**INPUT:**
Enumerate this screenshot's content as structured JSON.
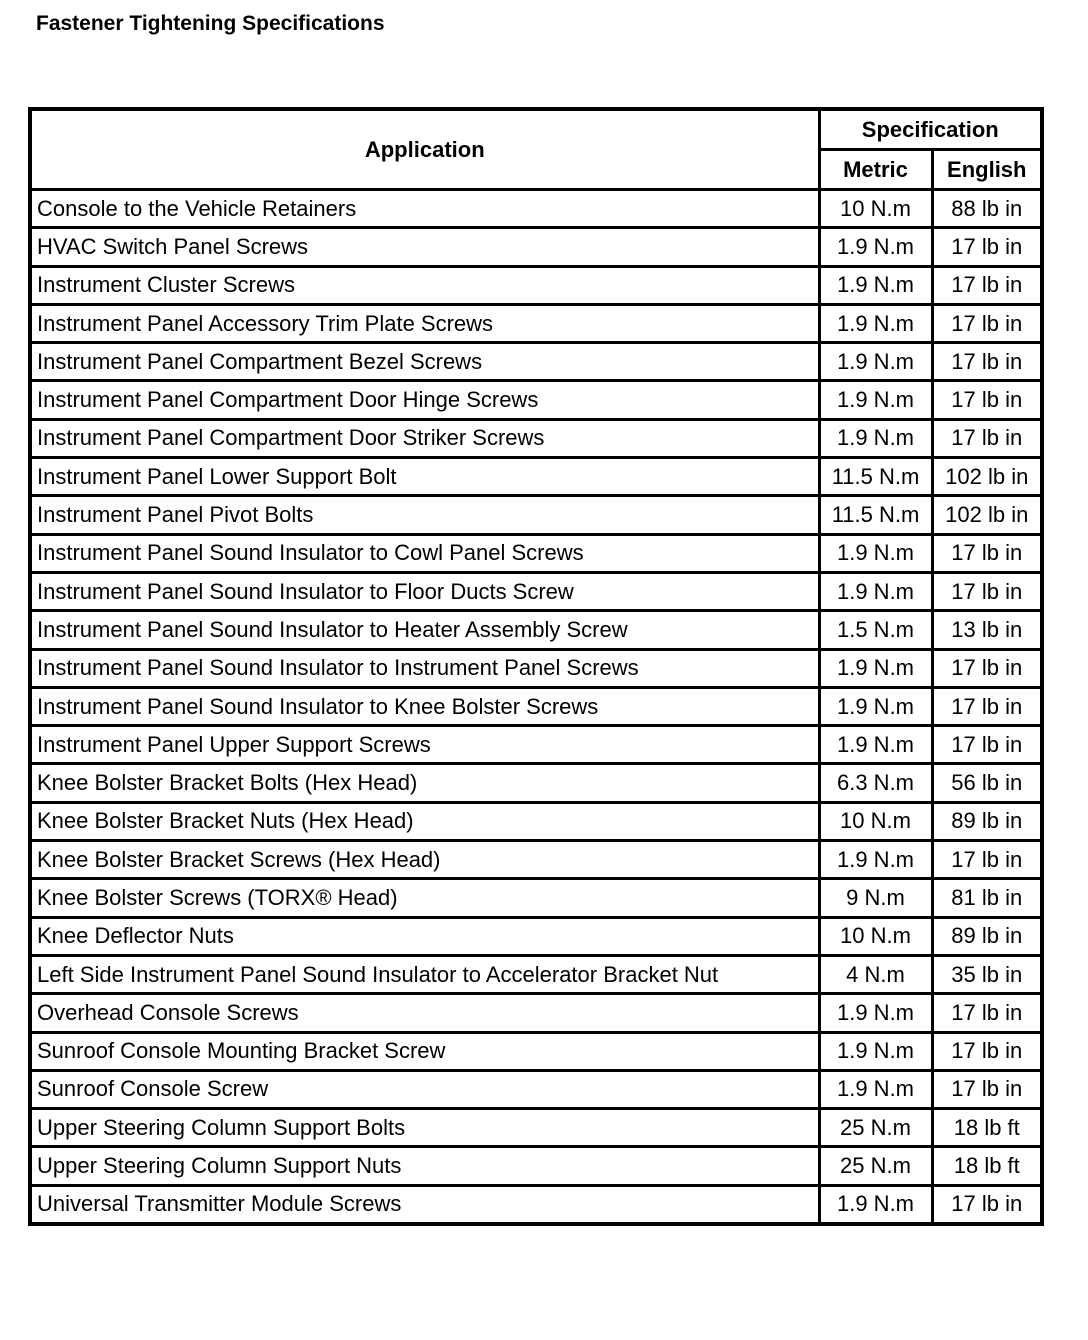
{
  "title": "Fastener Tightening Specifications",
  "table": {
    "headers": {
      "application": "Application",
      "specification": "Specification",
      "metric": "Metric",
      "english": "English"
    },
    "rows": [
      [
        "Console to the Vehicle Retainers",
        "10 N.m",
        "88 lb in"
      ],
      [
        "HVAC Switch Panel Screws",
        "1.9 N.m",
        "17 lb in"
      ],
      [
        "Instrument Cluster Screws",
        "1.9 N.m",
        "17 lb in"
      ],
      [
        "Instrument Panel Accessory Trim Plate Screws",
        "1.9 N.m",
        "17 lb in"
      ],
      [
        "Instrument Panel Compartment Bezel Screws",
        "1.9 N.m",
        "17 lb in"
      ],
      [
        "Instrument Panel Compartment Door Hinge Screws",
        "1.9 N.m",
        "17 lb in"
      ],
      [
        "Instrument Panel Compartment Door Striker Screws",
        "1.9 N.m",
        "17 lb in"
      ],
      [
        "Instrument Panel Lower Support Bolt",
        "11.5 N.m",
        "102 lb in"
      ],
      [
        "Instrument Panel Pivot Bolts",
        "11.5 N.m",
        "102 lb in"
      ],
      [
        "Instrument Panel Sound Insulator to Cowl Panel Screws",
        "1.9 N.m",
        "17 lb in"
      ],
      [
        "Instrument Panel Sound Insulator to Floor Ducts Screw",
        "1.9 N.m",
        "17 lb in"
      ],
      [
        "Instrument Panel Sound Insulator to Heater Assembly Screw",
        "1.5 N.m",
        "13 lb in"
      ],
      [
        "Instrument Panel Sound Insulator to Instrument Panel Screws",
        "1.9 N.m",
        "17 lb in"
      ],
      [
        "Instrument Panel Sound Insulator to Knee Bolster Screws",
        "1.9 N.m",
        "17 lb in"
      ],
      [
        "Instrument Panel Upper Support Screws",
        "1.9 N.m",
        "17 lb in"
      ],
      [
        "Knee Bolster Bracket Bolts (Hex Head)",
        "6.3 N.m",
        "56 lb in"
      ],
      [
        "Knee Bolster Bracket Nuts (Hex Head)",
        "10 N.m",
        "89 lb in"
      ],
      [
        "Knee Bolster Bracket Screws (Hex Head)",
        "1.9 N.m",
        "17 lb in"
      ],
      [
        "Knee Bolster Screws (TORX® Head)",
        "9 N.m",
        "81 lb in"
      ],
      [
        "Knee Deflector Nuts",
        "10 N.m",
        "89 lb in"
      ],
      [
        "Left Side Instrument Panel Sound Insulator to Accelerator Bracket Nut",
        "4 N.m",
        "35 lb in"
      ],
      [
        "Overhead Console Screws",
        "1.9 N.m",
        "17 lb in"
      ],
      [
        "Sunroof Console Mounting Bracket Screw",
        "1.9 N.m",
        "17 lb in"
      ],
      [
        "Sunroof Console Screw",
        "1.9 N.m",
        "17 lb in"
      ],
      [
        "Upper Steering Column Support Bolts",
        "25 N.m",
        "18 lb ft"
      ],
      [
        "Upper Steering Column Support Nuts",
        "25 N.m",
        "18 lb ft"
      ],
      [
        "Universal Transmitter Module Screws",
        "1.9 N.m",
        "17 lb in"
      ]
    ]
  }
}
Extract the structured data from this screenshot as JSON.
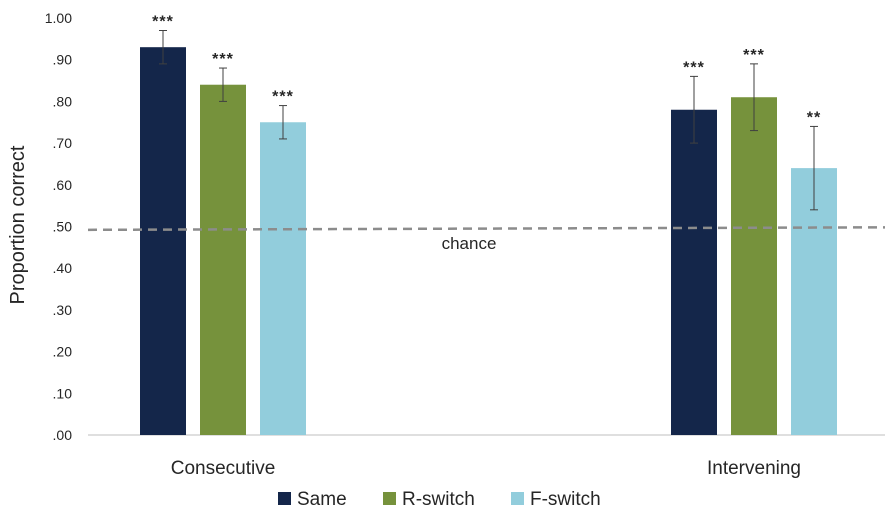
{
  "chart_data": {
    "type": "bar",
    "ylabel": "Proportion correct",
    "ylim": [
      0,
      1
    ],
    "yticks": [
      0,
      0.1,
      0.2,
      0.3,
      0.4,
      0.5,
      0.6,
      0.7,
      0.8,
      0.9,
      1.0
    ],
    "ytick_labels": [
      ".00",
      ".10",
      ".20",
      ".30",
      ".40",
      ".50",
      ".60",
      ".70",
      ".80",
      ".90",
      "1.00"
    ],
    "categories": [
      "Consecutive",
      "Intervening"
    ],
    "series": [
      {
        "name": "Same",
        "color": "#14264a",
        "values": [
          0.93,
          0.78
        ],
        "error": [
          0.04,
          0.08
        ],
        "significance": [
          "***",
          "***"
        ]
      },
      {
        "name": "R-switch",
        "color": "#76923c",
        "values": [
          0.84,
          0.81
        ],
        "error": [
          0.04,
          0.08
        ],
        "significance": [
          "***",
          "***"
        ]
      },
      {
        "name": "F-switch",
        "color": "#92cddc",
        "values": [
          0.75,
          0.64
        ],
        "error": [
          0.04,
          0.1
        ],
        "significance": [
          "***",
          "**"
        ]
      }
    ],
    "reference_line": {
      "label": "chance",
      "y_start": 0.492,
      "y_end": 0.498,
      "style": "dashed",
      "color": "#8c8c8c"
    },
    "legend_position": "bottom"
  }
}
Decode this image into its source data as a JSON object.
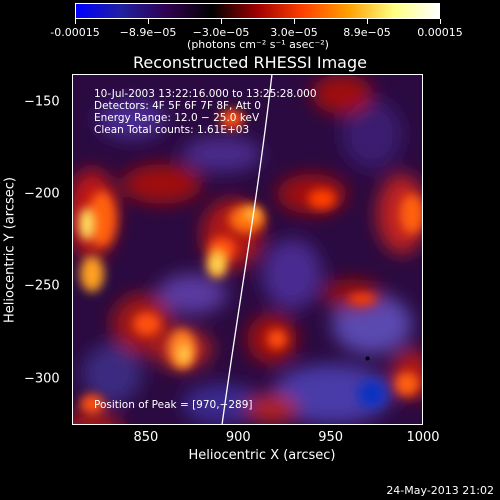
{
  "colorbar": {
    "ticks": [
      "-0.00015",
      "−8.9e−05",
      "−3.0e−05",
      "3.0e−05",
      "8.9e−05",
      "0.00015"
    ],
    "units": "(photons cm⁻² s⁻¹ asec⁻²)",
    "colors": [
      "#0000ff",
      "#2020a0",
      "#300050",
      "#000000",
      "#a00000",
      "#ff4000",
      "#ffa000",
      "#ffff80",
      "#ffffff"
    ]
  },
  "plot": {
    "title": "Reconstructed RHESSI Image",
    "info_lines": [
      "10-Jul-2003 13:22:16.000 to 13:25:28.000",
      "Detectors: 4F 5F 6F 7F 8F, Att 0",
      "Energy Range: 12.0 − 25.0 keV",
      "Clean     Total counts: 1.61E+03"
    ],
    "peak_text": "Position of Peak = [970,−289]",
    "xlabel": "Heliocentric X (arcsec)",
    "ylabel": "Heliocentric Y (arcsec)",
    "xticks": [
      "850",
      "900",
      "950",
      "1000"
    ],
    "yticks": [
      "−150",
      "−200",
      "−250",
      "−300"
    ],
    "xrange": [
      810,
      1000
    ],
    "yrange": [
      -325,
      -135
    ],
    "peak": {
      "x": 970,
      "y": -289
    }
  },
  "footer": {
    "date": "24-May-2013 21:02"
  }
}
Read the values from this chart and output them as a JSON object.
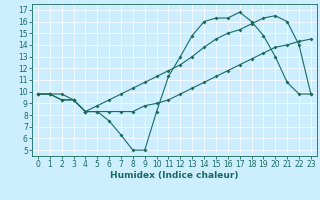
{
  "xlabel": "Humidex (Indice chaleur)",
  "bg_color": "#cceeff",
  "line_color": "#1a6b5e",
  "xlim": [
    -0.5,
    23.5
  ],
  "ylim": [
    4.5,
    17.5
  ],
  "xticks": [
    0,
    1,
    2,
    3,
    4,
    5,
    6,
    7,
    8,
    9,
    10,
    11,
    12,
    13,
    14,
    15,
    16,
    17,
    18,
    19,
    20,
    21,
    22,
    23
  ],
  "yticks": [
    5,
    6,
    7,
    8,
    9,
    10,
    11,
    12,
    13,
    14,
    15,
    16,
    17
  ],
  "line1_x": [
    0,
    1,
    2,
    3,
    4,
    5,
    6,
    7,
    8,
    9,
    10,
    11,
    12,
    13,
    14,
    15,
    16,
    17,
    18,
    19,
    20,
    21,
    22,
    23
  ],
  "line1_y": [
    9.8,
    9.8,
    9.8,
    9.3,
    8.3,
    8.3,
    7.5,
    6.3,
    5.0,
    5.0,
    8.3,
    11.3,
    13.0,
    14.8,
    16.0,
    16.3,
    16.3,
    16.8,
    16.0,
    14.8,
    13.0,
    10.8,
    9.8,
    9.8
  ],
  "line2_x": [
    0,
    1,
    2,
    3,
    4,
    5,
    6,
    7,
    8,
    9,
    10,
    11,
    12,
    13,
    14,
    15,
    16,
    17,
    18,
    19,
    20,
    21,
    22,
    23
  ],
  "line2_y": [
    9.8,
    9.8,
    9.3,
    9.3,
    8.3,
    8.3,
    8.3,
    8.3,
    8.3,
    8.8,
    9.0,
    9.3,
    9.8,
    10.3,
    10.8,
    11.3,
    11.8,
    12.3,
    12.8,
    13.3,
    13.8,
    14.0,
    14.3,
    14.5
  ],
  "line3_x": [
    0,
    1,
    2,
    3,
    4,
    5,
    6,
    7,
    8,
    9,
    10,
    11,
    12,
    13,
    14,
    15,
    16,
    17,
    18,
    19,
    20,
    21,
    22,
    23
  ],
  "line3_y": [
    9.8,
    9.8,
    9.3,
    9.3,
    8.3,
    8.8,
    9.3,
    9.8,
    10.3,
    10.8,
    11.3,
    11.8,
    12.3,
    13.0,
    13.8,
    14.5,
    15.0,
    15.3,
    15.8,
    16.3,
    16.5,
    16.0,
    14.0,
    9.8
  ],
  "tick_fontsize": 5.5,
  "xlabel_fontsize": 6.5,
  "marker_size": 2.0,
  "line_width": 0.8
}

**STATED PROBLEM:**
Scan the material line by line and report each one that contains "ylabel".

**ANSWER:**
    "ylabel": "Proportion correct",
    "ylabel": "Heliocentric Y (arcsec)",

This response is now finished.